_Instruction_:
Print out the entries below with no edits.

_Material supplied_:
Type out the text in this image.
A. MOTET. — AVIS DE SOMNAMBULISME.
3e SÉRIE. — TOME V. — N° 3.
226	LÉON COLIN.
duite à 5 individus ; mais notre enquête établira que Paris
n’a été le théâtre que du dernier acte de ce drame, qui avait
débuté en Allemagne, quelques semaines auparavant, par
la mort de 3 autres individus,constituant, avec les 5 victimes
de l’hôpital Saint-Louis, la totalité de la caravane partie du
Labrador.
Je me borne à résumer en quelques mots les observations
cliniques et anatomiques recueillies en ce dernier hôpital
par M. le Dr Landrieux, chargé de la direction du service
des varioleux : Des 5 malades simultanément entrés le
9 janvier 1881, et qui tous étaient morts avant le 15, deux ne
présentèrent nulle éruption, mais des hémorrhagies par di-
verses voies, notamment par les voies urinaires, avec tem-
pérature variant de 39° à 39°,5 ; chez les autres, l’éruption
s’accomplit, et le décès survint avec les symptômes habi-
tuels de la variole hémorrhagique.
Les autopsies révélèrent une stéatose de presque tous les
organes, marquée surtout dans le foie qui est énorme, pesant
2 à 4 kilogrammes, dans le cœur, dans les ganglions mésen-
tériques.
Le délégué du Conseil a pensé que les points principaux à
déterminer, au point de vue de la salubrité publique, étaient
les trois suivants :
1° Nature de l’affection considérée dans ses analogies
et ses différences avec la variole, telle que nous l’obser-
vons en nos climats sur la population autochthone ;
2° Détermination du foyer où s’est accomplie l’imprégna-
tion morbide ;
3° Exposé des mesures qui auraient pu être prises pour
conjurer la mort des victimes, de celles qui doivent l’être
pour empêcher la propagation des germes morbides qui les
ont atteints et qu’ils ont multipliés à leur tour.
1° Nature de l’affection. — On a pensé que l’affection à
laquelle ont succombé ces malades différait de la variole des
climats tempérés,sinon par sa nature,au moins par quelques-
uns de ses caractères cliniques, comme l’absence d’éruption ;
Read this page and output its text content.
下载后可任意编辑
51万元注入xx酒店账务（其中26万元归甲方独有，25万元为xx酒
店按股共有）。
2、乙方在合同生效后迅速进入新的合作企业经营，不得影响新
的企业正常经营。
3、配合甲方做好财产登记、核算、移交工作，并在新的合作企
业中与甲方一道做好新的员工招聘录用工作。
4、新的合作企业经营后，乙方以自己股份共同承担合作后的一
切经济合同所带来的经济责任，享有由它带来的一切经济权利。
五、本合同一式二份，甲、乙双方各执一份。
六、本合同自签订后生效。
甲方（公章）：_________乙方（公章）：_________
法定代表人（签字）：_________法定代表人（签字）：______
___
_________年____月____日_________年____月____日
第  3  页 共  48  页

_Worked solution_:
Type out the text in this image.
A. MOTET. — AVIS DE SOMNAMBULISME.
3e SÉRIE. — TOME V. — N° 3.
226	LÉON COLIN.
duite à 5 individus ; mais notre enquête établira que Paris
n’a été le théâtre que du dernier acte de ce drame, qui avait
débuté en Allemagne, quelques semaines auparavant, par
la mort de 3 autres individus,constituant, avec les 5 victimes
de l’hôpital Saint-Louis, la totalité de la caravane partie du
Labrador.
Je me borne à résumer en quelques mots les observations
cliniques et anatomiques recueillies en ce dernier hôpital
par M. le Dr Landrieux, chargé de la direction du service
des varioleux : Des 5 malades simultanément entrés le
9 janvier 1881, et qui tous étaient morts avant le 15, deux ne
présentèrent nulle éruption, mais des hémorrhagies par di-
verses voies, notamment par les voies urinaires, avec tem-
pérature variant de 39° à 39°,5 ; chez les autres, l’éruption
s’accomplit, et le décès survint avec les symptômes habi-
tuels de la variole hémorrhagique.
Les autopsies révélèrent une stéatose de presque tous les
organes, marquée surtout dans le foie qui est énorme, pesant
2 à 4 kilogrammes, dans le cœur, dans les ganglions mésen-
tériques.
Le délégué du Conseil a pensé que les points principaux à
déterminer, au point de vue de la salubrité publique, étaient
les trois suivants :
1° Nature de l’affection considérée dans ses analogies
et ses différences avec la variole, telle que nous l’obser-
vons en nos climats sur la population autochthone ;
2° Détermination du foyer où s’est accomplie l’imprégna-
tion morbide ;
3° Exposé des mesures qui auraient pu être prises pour
conjurer la mort des victimes, de celles qui doivent l’être
pour empêcher la propagation des germes morbides qui les
ont atteints et qu’ils ont multipliés à leur tour.
1° Nature de l’affection. — On a pensé que l’affection à
laquelle ont succombé ces malades différait de la variole des
climats tempérés,sinon par sa nature,au moins par quelques-
uns de ses caractères cliniques, comme l’absence d’éruption ;
Read this page and output its text content.
下载后可任意编辑
51万元注入xx酒店账务（其中26万元归甲方独有，25万元为xx酒
店按股共有）。
2、乙方在合同生效后迅速进入新的合作企业经营，不得影响新
的企业正常经营。
3、配合甲方做好财产登记、核算、移交工作，并在新的合作企
业中与甲方一道做好新的员工招聘录用工作。
4、新的合作企业经营后，乙方以自己股份共同承担合作后的一
切经济合同所带来的经济责任，享有由它带来的一切经济权利。
五、本合同一式二份，甲、乙双方各执一份。
六、本合同自签订后生效。
甲方（公章）：_________乙方（公章）：_________
法定代表人（签字）：_________法定代表人（签字）：______
___
_________年____月____日_________年____月____日
第  3  页 共  48  页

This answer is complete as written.